*What is required*
Where the data below has the string "text", return the whole line.

*Materials provided*

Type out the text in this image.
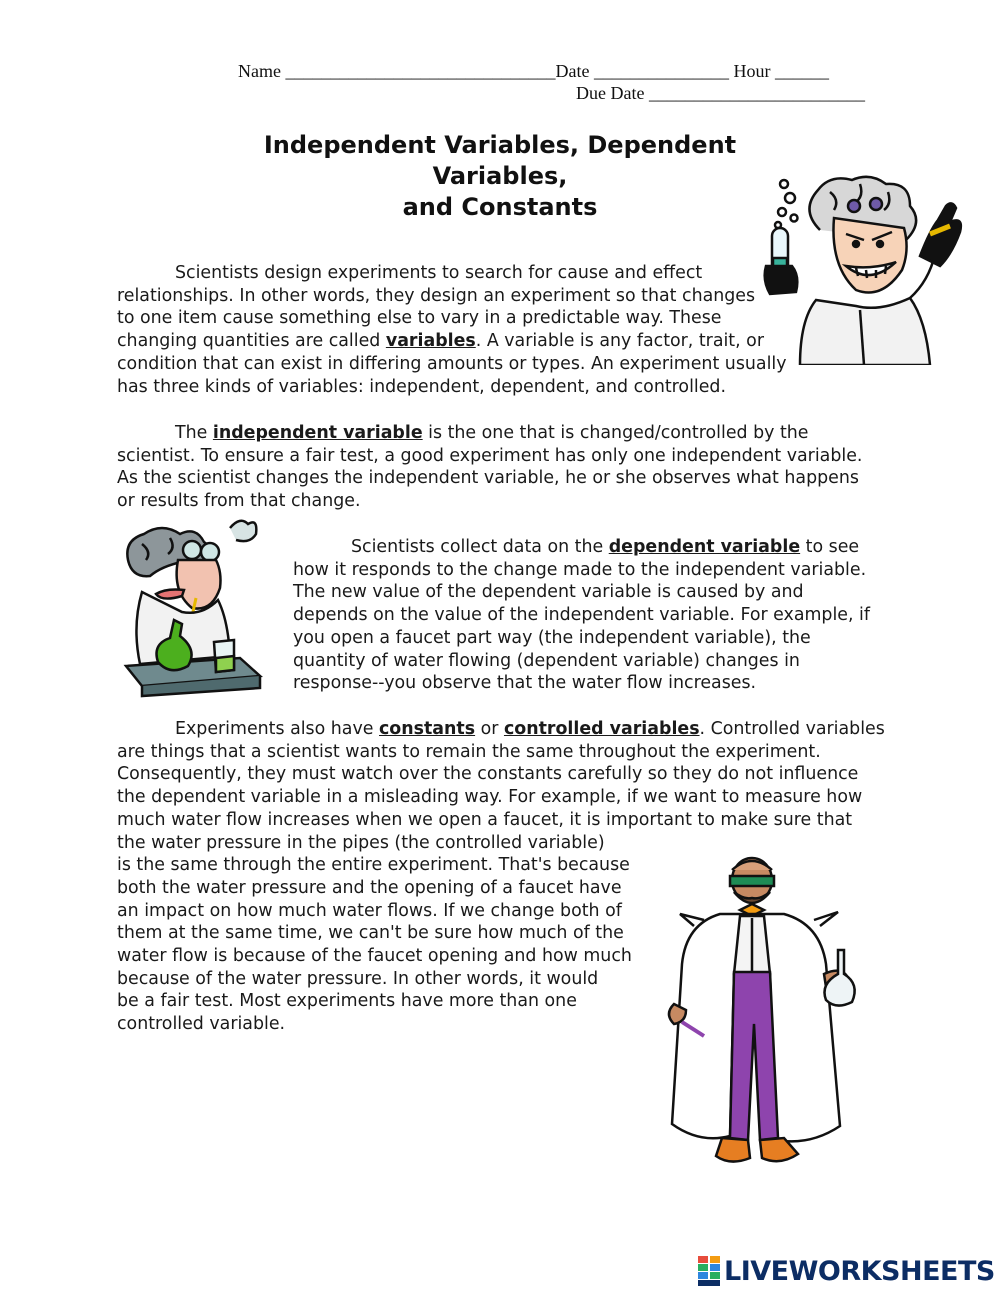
Name ______________________________Date _______________ Hour ______
Due Date ________________________
Independent Variables, Dependent Variables,
and Constants
Scientists design experiments to search for cause and effect
relationships. In other words, they design an experiment so that changes
to one item cause something else to vary in a predictable way. These
changing quantities are called variables. A variable is any factor, trait, or
condition that can exist in differing amounts or types. An experiment usually
has three kinds of variables: independent, dependent, and controlled.
The independent variable is the one that is changed/controlled by the
scientist. To ensure a fair test, a good experiment has only one independent variable.
As the scientist changes the independent variable, he or she observes what happens
or results from that change.
Scientists collect data on the dependent variable to see
how it responds to the change made to the independent variable.
The new value of the dependent variable is caused by and
depends on the value of the independent variable. For example, if
you open a faucet part way (the independent variable), the
quantity of water flowing (dependent variable) changes in
response--you observe that the water flow increases.
Experiments also have constants or controlled variables. Controlled variables
are things that a scientist wants to remain the same throughout the experiment.
Consequently, they must watch over the constants carefully so they do not influence
the dependent variable in a misleading way. For example, if we want to measure how
much water flow increases when we open a faucet, it is important to make sure that
the water pressure in the pipes (the controlled variable)
is the same through the entire experiment. That's because
both the water pressure and the opening of a faucet have
an impact on how much water flows. If we change both of
them at the same time, we can't be sure how much of the
water flow is because of the faucet opening and how much
because of the water pressure. In other words, it would
be a fair test. Most experiments have more than one
controlled variable.
LIVEWORKSHEETS
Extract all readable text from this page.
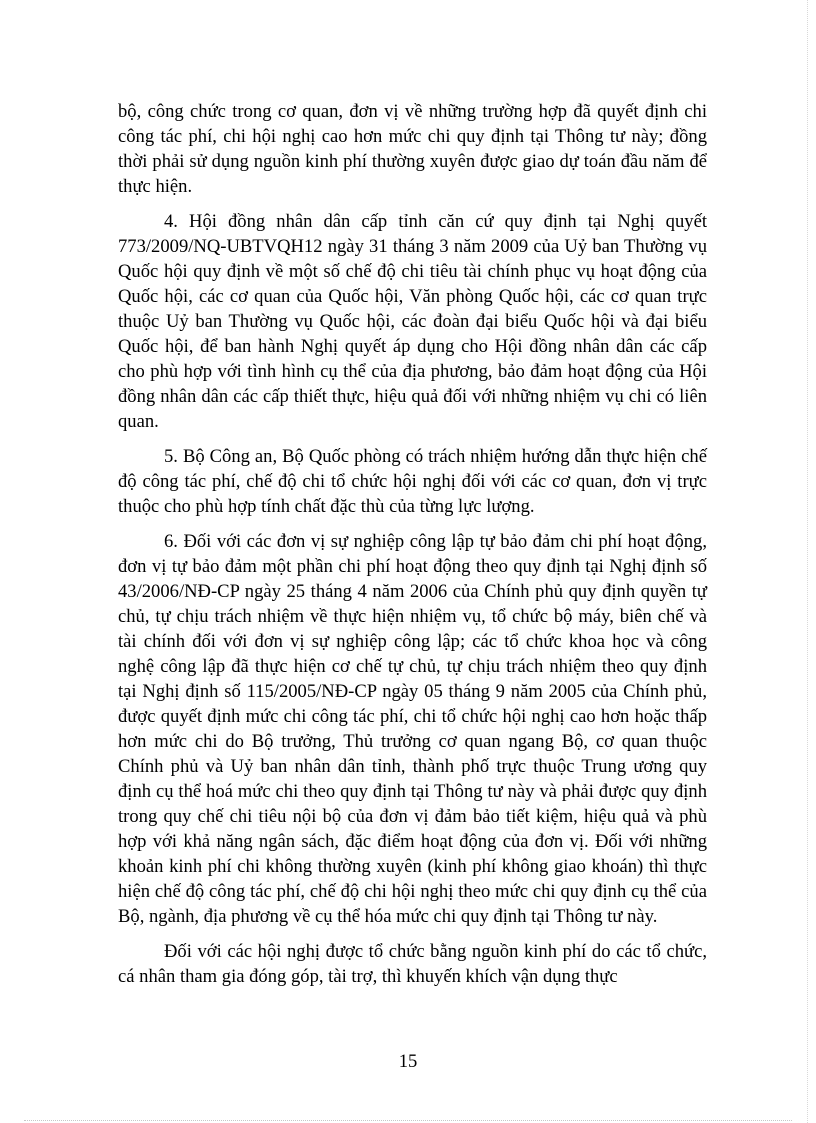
bộ, công chức trong cơ quan, đơn vị về những trường hợp đã quyết định chi công tác phí, chi hội nghị cao hơn mức chi quy định tại Thông tư này; đồng thời phải sử dụng nguồn kinh phí thường xuyên được giao dự toán đầu năm để thực hiện.

4. Hội đồng nhân dân cấp tỉnh căn cứ quy định tại Nghị quyết 773/2009/NQ-UBTVQH12 ngày 31 tháng 3 năm 2009 của Uỷ ban Thường vụ Quốc hội quy định về một số chế độ chi tiêu tài chính phục vụ hoạt động của Quốc hội, các cơ quan của Quốc hội, Văn phòng Quốc hội, các cơ quan trực thuộc Uỷ ban Thường vụ Quốc hội, các đoàn đại biểu Quốc hội và đại biểu Quốc hội, để ban hành Nghị quyết áp dụng cho Hội đồng nhân dân các cấp cho phù hợp với tình hình cụ thể của địa phương, bảo đảm hoạt động của Hội đồng nhân dân các cấp thiết thực, hiệu quả đối với những nhiệm vụ chi có liên quan.

5. Bộ Công an, Bộ Quốc phòng có trách nhiệm hướng dẫn thực hiện chế độ công tác phí, chế độ chi tổ chức hội nghị đối với các cơ quan, đơn vị trực thuộc cho phù hợp tính chất đặc thù của từng lực lượng.

6. Đối với các đơn vị sự nghiệp công lập tự bảo đảm chi phí hoạt động, đơn vị tự bảo đảm một phần chi phí hoạt động theo quy định tại Nghị định số 43/2006/NĐ-CP ngày 25 tháng 4 năm 2006 của Chính phủ quy định quyền tự chủ, tự chịu trách nhiệm về thực hiện nhiệm vụ, tổ chức bộ máy, biên chế và tài chính đối với đơn vị sự nghiệp công lập; các tổ chức khoa học và công nghệ công lập đã thực hiện cơ chế tự chủ, tự chịu trách nhiệm theo quy định tại Nghị định số 115/2005/NĐ-CP ngày 05 tháng 9 năm 2005 của Chính phủ, được quyết định mức chi công tác phí, chi tổ chức hội nghị cao hơn hoặc thấp hơn mức chi do Bộ trưởng, Thủ trưởng cơ quan ngang Bộ, cơ quan thuộc Chính phủ và Uỷ ban nhân dân tỉnh, thành phố trực thuộc Trung ương quy định cụ thể hoá mức chi theo quy định tại Thông tư này và phải được quy định trong quy chế chi tiêu nội bộ của đơn vị đảm bảo tiết kiệm, hiệu quả và phù hợp với khả năng ngân sách, đặc điểm hoạt động của đơn vị. Đối với những khoản kinh phí chi không thường xuyên (kinh phí không giao khoán) thì thực hiện chế độ công tác phí, chế độ chi hội nghị theo mức chi quy định cụ thể của Bộ, ngành, địa phương về cụ thể hóa mức chi quy định tại Thông tư này.

Đối với các hội nghị được tổ chức bằng nguồn kinh phí do các tổ chức, cá nhân tham gia đóng góp, tài trợ, thì khuyến khích vận dụng thực

15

*Task response*
Type out the text in this image.
Extract all readable text from this page.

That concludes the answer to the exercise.